Given task:
Which lines in the records below contain the word "Πινακοθήκη"? Copy each of them.

Rows from a dataset:
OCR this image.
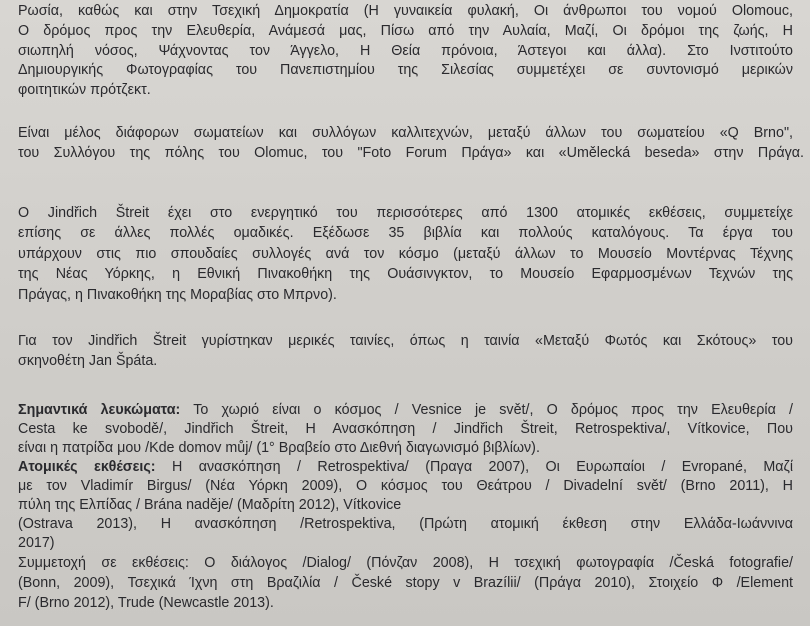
Ρωσία, καθώς και στην Τσεχική Δημοκρατία (Η γυναικεία φυλακή, Οι άνθρωποι του νομού Olomouc,
Ο δρόμος προς την Ελευθερία, Ανάμεσά μας, Πίσω από την Αυλαία, Μαζί, Οι δρόμοι της ζωής, Η
σιωπηλή νόσος, Ψάχνοντας τον Άγγελο, Η Θεία πρόνοια, Άστεγοι και άλλα). Στο Ινστιτούτο
Δημιουργικής Φωτογραφίας του Πανεπιστημίου της Σιλεσίας συμμετέχει σε συντονισμό μερικών
φοιτητικών πρότζεκτ.
Είναι μέλος διάφορων σωματείων και συλλόγων καλλιτεχνών, μεταξύ άλλων του σωματείου «Q Brno",
του Συλλόγου της πόλης του Olomuc, του "Foto Forum Πράγα» και «Umělecká beseda» στην Πράγα.
Ο Jindřich Štreit έχει στο ενεργητικό του περισσότερες από 1300 ατομικές εκθέσεις, συμμετείχε
επίσης σε άλλες πολλές ομαδικές. Εξέδωσε 35 βιβλία και πολλούς καταλόγους. Τα έργα του
υπάρχουν στις πιο σπουδαίες συλλογές ανά τον κόσμο (μεταξύ άλλων το Μουσείο Μοντέρνας Τέχνης
της Νέας Υόρκης, η Εθνική Πινακοθήκη της Ουάσινγκτον, το Μουσείο Εφαρμοσμένων Τεχνών της
Πράγας, η Πινακοθήκη της Μοραβίας στο Μπρνο).
Για τον Jindřich Štreit γυρίστηκαν μερικές ταινίες, όπως η ταινία «Μεταξύ Φωτός και Σκότους» του
σκηνοθέτη Jan Špáta.
Σημαντικά λευκώματα: Το χωριό είναι ο κόσμος / Vesnice je svět/, Ο δρόμος προς την Ελευθερία /
Cesta ke svobodě/, Jindřich Štreit, Η Ανασκόπηση / Jindřich Štreit, Retrospektiva/, Vítkovice, Που
είναι η πατρίδα μου /Kde domov můj/ (1° Βραβείο στο Διεθνή διαγωνισμό βιβλίων).
Ατομικές εκθέσεις: Η ανασκόπηση / Retrospektiva/ (Πραγα 2007), Οι Ευρωπαίοι / Evropané, Μαζί
με τον Vladimír Birgus/ (Νέα Υόρκη 2009), Ο κόσμος του Θεάτρου / Divadelní svět/ (Brno 2011), Η
πύλη της Ελπίδας / Brána naděje/ (Μαδρίτη 2012), Vítkovice
(Ostrava 2013), Η ανασκόπηση /Retrospektiva, (Πρώτη ατομική έκθεση στην Ελλάδα-Ιωάννινα
2017)
Συμμετοχή σε εκθέσεις: Ο διάλογος /Dialog/ (Πόνζαν 2008), Η τσεχική φωτογραφία /Česká fotografie/
(Bonn, 2009), Τσεχικά Ίχνη στη Βραζιλία / České stopy v Brazílii/ (Πράγα 2010), Στοιχείο Φ /Element
F/ (Brno 2012), Trude (Newcastle 2013).
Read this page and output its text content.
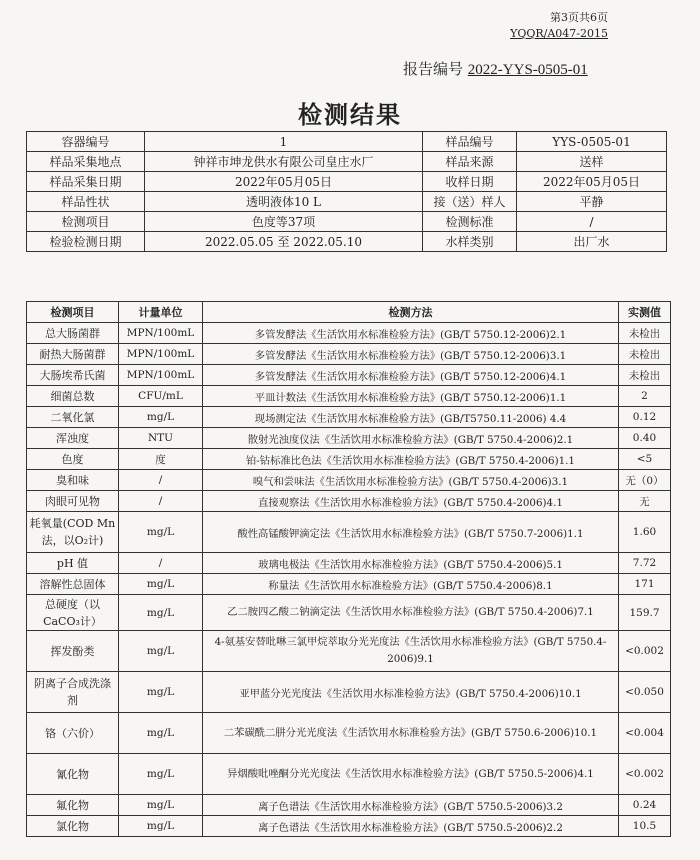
第3页共6页
YQQR/A047-2015
报告编号 2022-YYS-0505-01
检测结果
容器编号	1	样品编号	YYS-0505-01
样品采集地点	钟祥市坤龙供水有限公司皇庄水厂	样品来源	送样
样品采集日期	2022年05月05日	收样日期	2022年05月05日
样品性状	透明液体10 L	接（送）样人	平静
检测项目	色度等37项	检测标准	/
检验检测日期	2022.05.05 至 2022.05.10	水样类别	出厂水
检测项目	计量单位	检测方法	实测值
总大肠菌群	MPN/100mL	多管发酵法《生活饮用水标准检验方法》(GB/T 5750.12-2006)2.1	未检出
耐热大肠菌群	MPN/100mL	多管发酵法《生活饮用水标准检验方法》(GB/T 5750.12-2006)3.1	未检出
大肠埃希氏菌	MPN/100mL	多管发酵法《生活饮用水标准检验方法》(GB/T 5750.12-2006)4.1	未检出
细菌总数	CFU/mL	平皿计数法《生活饮用水标准检验方法》(GB/T 5750.12-2006)1.1	2
二氧化氯	mg/L	现场测定法《生活饮用水标准检验方法》(GB/T5750.11-2006) 4.4	0.12
浑浊度	NTU	散射光浊度仪法《生活饮用水标准检验方法》(GB/T 5750.4-2006)2.1	0.40
色度	度	铂-钴标准比色法《生活饮用水标准检验方法》(GB/T 5750.4-2006)1.1	<5
臭和味	/	嗅气和尝味法《生活饮用水标准检验方法》(GB/T 5750.4-2006)3.1	无（0）
肉眼可见物	/	直接观察法《生活饮用水标准检验方法》(GB/T 5750.4-2006)4.1	无
耗氧量(COD Mn 法，以O₂计)	mg/L	酸性高锰酸钾滴定法《生活饮用水标准检验方法》(GB/T 5750.7-2006)1.1	1.60
pH 值	/	玻璃电极法《生活饮用水标准检验方法》(GB/T 5750.4-2006)5.1	7.72
溶解性总固体	mg/L	称量法《生活饮用水标准检验方法》(GB/T 5750.4-2006)8.1	171
总硬度（以CaCO₃计）	mg/L	乙二胺四乙酸二钠滴定法《生活饮用水标准检验方法》(GB/T 5750.4-2006)7.1	159.7
挥发酚类	mg/L	4-氨基安替吡啉三氯甲烷萃取分光光度法《生活饮用水标准检验方法》(GB/T 5750.4-2006)9.1	<0.002
阴离子合成洗涤剂	mg/L	亚甲蓝分光光度法《生活饮用水标准检验方法》(GB/T 5750.4-2006)10.1	<0.050
铬（六价）	mg/L	二苯碳酰二肼分光光度法《生活饮用水标准检验方法》(GB/T 5750.6-2006)10.1	<0.004
氰化物	mg/L	异烟酸吡唑酮分光光度法《生活饮用水标准检验方法》(GB/T 5750.5-2006)4.1	<0.002
氟化物	mg/L	离子色谱法《生活饮用水标准检验方法》(GB/T 5750.5-2006)3.2	0.24
氯化物	mg/L	离子色谱法《生活饮用水标准检验方法》(GB/T 5750.5-2006)2.2	10.5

Solved problem:
της Νέας Υόρκης, η Εθνική Πινακοθήκη της Ουάσινγκτον, το Μουσείο Εφαρμοσμένων Τεχνών της
Πράγας, η Πινακοθήκη της Μοραβίας στο Μπρνο).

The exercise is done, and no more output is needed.